Exercise task: Go through the data below. List every line that holds the word "evaluated".

Records contained in a dataset:

□ □ □ □ □ □ □

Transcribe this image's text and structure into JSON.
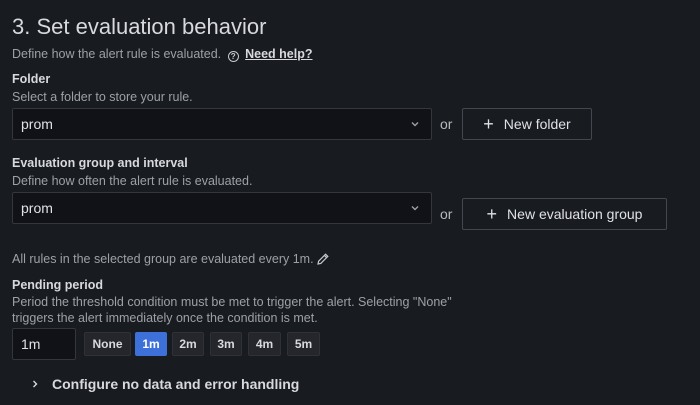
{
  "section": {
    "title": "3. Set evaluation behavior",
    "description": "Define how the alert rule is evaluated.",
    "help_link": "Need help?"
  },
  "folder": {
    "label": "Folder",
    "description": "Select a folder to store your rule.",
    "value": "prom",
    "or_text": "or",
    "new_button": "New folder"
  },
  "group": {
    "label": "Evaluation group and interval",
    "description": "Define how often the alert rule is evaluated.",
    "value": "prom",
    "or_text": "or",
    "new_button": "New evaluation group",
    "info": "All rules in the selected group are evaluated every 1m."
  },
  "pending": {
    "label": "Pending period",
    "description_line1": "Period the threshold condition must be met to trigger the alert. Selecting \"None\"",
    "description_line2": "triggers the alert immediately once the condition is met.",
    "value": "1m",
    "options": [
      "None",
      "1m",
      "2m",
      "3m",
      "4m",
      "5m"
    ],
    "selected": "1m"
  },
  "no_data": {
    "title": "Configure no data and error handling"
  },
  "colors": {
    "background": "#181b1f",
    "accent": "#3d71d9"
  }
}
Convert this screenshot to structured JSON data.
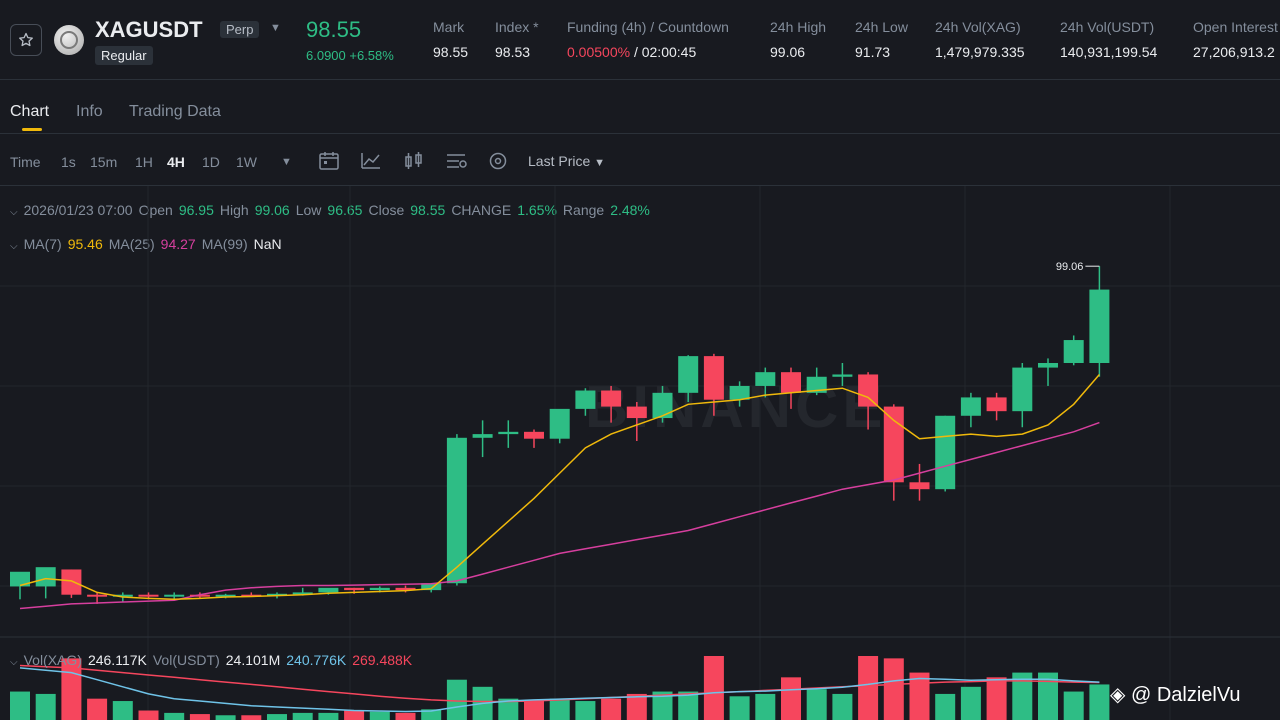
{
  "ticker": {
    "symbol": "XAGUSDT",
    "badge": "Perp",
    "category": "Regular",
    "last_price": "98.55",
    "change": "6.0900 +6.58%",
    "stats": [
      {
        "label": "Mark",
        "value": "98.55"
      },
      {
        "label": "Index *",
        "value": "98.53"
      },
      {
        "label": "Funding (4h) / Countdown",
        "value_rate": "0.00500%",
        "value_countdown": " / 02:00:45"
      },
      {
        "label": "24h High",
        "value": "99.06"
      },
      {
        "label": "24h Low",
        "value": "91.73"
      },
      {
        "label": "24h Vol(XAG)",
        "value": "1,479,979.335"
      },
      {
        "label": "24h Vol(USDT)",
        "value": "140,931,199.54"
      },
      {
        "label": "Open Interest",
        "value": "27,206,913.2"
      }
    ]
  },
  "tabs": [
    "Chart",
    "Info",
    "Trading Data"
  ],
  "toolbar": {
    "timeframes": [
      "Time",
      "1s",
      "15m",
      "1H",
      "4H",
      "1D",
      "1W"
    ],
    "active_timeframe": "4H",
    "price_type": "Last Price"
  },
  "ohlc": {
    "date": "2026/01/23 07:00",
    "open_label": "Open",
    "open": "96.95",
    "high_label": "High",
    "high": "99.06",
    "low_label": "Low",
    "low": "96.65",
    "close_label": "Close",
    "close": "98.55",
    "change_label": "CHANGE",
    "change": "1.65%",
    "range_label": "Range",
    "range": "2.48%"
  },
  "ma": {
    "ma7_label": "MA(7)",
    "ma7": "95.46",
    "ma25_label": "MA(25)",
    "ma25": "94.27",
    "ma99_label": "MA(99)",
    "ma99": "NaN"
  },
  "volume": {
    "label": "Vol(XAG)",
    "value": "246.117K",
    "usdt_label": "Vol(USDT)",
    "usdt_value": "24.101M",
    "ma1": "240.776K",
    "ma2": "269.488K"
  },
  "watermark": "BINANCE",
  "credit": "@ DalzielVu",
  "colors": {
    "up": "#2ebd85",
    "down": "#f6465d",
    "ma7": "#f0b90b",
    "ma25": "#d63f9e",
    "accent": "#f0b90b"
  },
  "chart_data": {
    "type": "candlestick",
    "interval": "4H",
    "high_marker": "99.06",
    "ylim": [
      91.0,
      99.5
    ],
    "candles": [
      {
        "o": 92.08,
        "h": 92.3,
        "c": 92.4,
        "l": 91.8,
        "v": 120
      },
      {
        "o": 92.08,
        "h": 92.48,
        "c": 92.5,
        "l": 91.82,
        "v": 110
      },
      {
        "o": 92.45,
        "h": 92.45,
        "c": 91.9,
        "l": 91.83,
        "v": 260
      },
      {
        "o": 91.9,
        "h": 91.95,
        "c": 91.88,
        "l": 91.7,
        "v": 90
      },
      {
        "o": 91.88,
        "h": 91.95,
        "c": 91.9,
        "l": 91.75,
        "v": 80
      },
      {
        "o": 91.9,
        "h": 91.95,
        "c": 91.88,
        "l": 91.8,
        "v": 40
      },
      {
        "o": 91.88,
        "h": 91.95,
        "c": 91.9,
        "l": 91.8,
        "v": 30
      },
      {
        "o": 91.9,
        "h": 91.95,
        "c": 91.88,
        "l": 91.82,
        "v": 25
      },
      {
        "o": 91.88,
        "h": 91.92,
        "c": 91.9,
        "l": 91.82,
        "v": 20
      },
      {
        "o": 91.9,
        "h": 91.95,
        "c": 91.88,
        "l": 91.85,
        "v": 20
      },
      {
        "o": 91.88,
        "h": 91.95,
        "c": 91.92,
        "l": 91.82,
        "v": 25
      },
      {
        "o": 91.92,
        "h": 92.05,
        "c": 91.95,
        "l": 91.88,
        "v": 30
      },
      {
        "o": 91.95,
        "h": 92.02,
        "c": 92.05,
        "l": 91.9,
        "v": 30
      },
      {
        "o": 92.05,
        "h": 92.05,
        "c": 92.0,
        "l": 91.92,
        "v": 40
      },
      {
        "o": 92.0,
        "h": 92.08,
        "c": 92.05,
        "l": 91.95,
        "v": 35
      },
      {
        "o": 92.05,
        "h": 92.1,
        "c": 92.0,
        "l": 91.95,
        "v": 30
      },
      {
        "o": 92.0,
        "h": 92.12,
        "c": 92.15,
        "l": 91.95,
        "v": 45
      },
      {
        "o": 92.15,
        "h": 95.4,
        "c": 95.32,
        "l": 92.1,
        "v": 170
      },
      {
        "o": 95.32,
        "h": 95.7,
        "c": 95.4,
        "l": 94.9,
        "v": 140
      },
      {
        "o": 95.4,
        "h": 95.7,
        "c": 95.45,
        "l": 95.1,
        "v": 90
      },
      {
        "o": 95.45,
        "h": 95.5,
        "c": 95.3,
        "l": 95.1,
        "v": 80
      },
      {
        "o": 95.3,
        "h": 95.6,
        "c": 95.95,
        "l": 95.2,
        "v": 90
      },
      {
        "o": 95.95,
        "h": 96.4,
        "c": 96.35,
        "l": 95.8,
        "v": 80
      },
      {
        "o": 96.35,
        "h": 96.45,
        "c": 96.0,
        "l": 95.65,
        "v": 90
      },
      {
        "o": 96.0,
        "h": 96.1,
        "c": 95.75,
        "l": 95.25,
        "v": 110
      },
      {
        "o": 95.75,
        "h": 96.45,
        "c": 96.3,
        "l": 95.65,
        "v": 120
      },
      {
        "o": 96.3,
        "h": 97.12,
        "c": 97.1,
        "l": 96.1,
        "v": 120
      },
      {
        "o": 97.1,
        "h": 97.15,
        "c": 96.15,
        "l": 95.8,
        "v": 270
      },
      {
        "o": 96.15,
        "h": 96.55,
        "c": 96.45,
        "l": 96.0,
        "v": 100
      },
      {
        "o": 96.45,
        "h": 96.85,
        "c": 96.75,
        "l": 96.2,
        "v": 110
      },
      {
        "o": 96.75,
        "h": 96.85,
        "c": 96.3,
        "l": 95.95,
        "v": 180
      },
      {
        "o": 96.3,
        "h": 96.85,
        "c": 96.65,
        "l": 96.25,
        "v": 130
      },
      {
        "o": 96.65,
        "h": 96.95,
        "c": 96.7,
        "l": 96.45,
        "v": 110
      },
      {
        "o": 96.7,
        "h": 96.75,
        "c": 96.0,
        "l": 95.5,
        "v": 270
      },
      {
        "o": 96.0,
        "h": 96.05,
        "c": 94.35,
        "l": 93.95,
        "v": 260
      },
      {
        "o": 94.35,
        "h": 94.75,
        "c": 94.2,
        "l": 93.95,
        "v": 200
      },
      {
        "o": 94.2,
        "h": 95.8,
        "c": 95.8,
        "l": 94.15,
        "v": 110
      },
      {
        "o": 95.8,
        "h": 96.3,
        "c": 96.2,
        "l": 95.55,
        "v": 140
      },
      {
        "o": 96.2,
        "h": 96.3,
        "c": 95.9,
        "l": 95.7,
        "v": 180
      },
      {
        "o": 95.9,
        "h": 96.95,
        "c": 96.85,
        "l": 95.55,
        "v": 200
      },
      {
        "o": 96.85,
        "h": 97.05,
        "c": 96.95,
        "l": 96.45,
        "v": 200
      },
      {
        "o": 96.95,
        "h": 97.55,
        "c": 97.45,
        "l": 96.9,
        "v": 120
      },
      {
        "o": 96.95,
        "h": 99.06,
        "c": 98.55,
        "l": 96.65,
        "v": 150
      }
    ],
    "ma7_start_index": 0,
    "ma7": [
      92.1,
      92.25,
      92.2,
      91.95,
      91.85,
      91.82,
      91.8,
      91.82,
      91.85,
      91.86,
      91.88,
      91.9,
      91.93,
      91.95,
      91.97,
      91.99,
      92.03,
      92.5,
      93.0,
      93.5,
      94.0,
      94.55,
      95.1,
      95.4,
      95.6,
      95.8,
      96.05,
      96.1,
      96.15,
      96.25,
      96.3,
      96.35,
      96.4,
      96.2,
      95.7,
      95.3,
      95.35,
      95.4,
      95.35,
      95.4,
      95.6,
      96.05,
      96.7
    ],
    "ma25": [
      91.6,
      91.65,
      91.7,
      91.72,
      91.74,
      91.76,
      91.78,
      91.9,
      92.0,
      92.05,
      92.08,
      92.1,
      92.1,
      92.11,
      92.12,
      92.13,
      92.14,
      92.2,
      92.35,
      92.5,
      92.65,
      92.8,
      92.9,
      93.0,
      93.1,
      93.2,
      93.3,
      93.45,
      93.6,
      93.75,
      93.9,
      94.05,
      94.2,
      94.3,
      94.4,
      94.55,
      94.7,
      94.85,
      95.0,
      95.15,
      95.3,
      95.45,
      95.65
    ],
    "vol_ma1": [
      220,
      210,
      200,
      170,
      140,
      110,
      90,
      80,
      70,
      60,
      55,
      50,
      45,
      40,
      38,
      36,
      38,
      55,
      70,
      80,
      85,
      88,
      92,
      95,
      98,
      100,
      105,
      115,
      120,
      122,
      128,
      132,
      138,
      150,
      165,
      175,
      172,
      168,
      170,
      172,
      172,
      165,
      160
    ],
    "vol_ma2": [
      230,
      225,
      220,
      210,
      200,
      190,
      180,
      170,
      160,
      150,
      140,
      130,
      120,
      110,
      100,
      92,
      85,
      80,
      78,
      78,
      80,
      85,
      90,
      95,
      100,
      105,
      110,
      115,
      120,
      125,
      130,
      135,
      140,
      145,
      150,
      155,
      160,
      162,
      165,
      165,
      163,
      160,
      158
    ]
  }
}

□ □ □ □ □ □ □

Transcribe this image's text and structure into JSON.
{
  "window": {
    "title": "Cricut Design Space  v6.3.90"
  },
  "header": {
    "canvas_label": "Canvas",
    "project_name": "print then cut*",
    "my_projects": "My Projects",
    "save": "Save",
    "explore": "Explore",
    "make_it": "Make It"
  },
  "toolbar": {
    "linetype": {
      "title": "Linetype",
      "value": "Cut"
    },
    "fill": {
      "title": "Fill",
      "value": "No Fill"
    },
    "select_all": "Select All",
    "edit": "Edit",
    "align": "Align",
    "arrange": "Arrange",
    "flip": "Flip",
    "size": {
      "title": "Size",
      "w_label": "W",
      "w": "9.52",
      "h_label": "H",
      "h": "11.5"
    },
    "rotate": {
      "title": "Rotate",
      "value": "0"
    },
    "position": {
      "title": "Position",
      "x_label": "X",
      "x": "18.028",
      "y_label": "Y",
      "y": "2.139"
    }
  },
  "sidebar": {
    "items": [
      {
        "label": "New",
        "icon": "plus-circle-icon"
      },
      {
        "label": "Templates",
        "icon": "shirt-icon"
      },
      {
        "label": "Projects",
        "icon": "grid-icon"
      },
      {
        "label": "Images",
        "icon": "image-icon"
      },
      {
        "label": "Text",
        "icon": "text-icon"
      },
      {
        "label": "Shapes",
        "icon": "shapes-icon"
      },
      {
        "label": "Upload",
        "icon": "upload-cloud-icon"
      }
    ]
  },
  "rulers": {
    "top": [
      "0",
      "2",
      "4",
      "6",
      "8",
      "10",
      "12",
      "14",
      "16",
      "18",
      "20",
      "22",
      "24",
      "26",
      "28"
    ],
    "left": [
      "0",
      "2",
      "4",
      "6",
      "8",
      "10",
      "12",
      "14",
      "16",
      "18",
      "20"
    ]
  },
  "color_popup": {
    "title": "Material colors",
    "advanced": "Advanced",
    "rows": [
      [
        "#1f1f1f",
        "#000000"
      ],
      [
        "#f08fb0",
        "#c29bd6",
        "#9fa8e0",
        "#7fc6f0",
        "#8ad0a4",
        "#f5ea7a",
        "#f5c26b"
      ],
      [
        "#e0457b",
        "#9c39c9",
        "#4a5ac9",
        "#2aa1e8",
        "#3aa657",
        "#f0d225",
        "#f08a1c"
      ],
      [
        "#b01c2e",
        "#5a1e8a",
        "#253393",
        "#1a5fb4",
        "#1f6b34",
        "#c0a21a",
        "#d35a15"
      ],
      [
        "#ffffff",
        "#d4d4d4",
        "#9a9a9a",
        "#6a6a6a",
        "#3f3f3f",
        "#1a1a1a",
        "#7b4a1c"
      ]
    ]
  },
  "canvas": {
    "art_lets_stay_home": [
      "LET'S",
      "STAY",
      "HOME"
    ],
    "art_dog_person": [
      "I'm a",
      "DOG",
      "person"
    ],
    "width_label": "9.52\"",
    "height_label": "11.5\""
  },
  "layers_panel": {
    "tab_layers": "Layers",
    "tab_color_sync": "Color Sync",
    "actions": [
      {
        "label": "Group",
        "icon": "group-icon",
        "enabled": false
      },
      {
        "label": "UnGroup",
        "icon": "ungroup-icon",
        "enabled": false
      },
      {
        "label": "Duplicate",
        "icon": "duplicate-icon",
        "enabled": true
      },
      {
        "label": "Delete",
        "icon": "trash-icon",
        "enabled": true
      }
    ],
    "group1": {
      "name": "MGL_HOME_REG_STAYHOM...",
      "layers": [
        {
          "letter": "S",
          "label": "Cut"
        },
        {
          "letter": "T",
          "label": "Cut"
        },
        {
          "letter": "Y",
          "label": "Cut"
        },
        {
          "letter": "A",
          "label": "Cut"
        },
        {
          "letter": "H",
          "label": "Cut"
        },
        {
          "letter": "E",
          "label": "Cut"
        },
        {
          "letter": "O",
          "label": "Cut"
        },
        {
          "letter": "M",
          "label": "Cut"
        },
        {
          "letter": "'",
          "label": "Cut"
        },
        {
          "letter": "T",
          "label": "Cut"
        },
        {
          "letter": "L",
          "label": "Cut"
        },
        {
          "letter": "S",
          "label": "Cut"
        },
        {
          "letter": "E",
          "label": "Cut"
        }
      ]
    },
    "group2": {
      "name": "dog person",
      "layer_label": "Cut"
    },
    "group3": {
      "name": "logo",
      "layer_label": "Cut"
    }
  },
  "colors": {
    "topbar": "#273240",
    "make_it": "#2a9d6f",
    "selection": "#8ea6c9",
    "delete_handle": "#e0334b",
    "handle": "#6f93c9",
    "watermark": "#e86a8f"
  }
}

□ □ □ □ □ □ □

Exercise result:
    "description": "Define how the alert rule is evaluated.",
    "description": "Define how often the alert rule is evaluated.",
    "info": "All rules in the selected group are evaluated every 1m."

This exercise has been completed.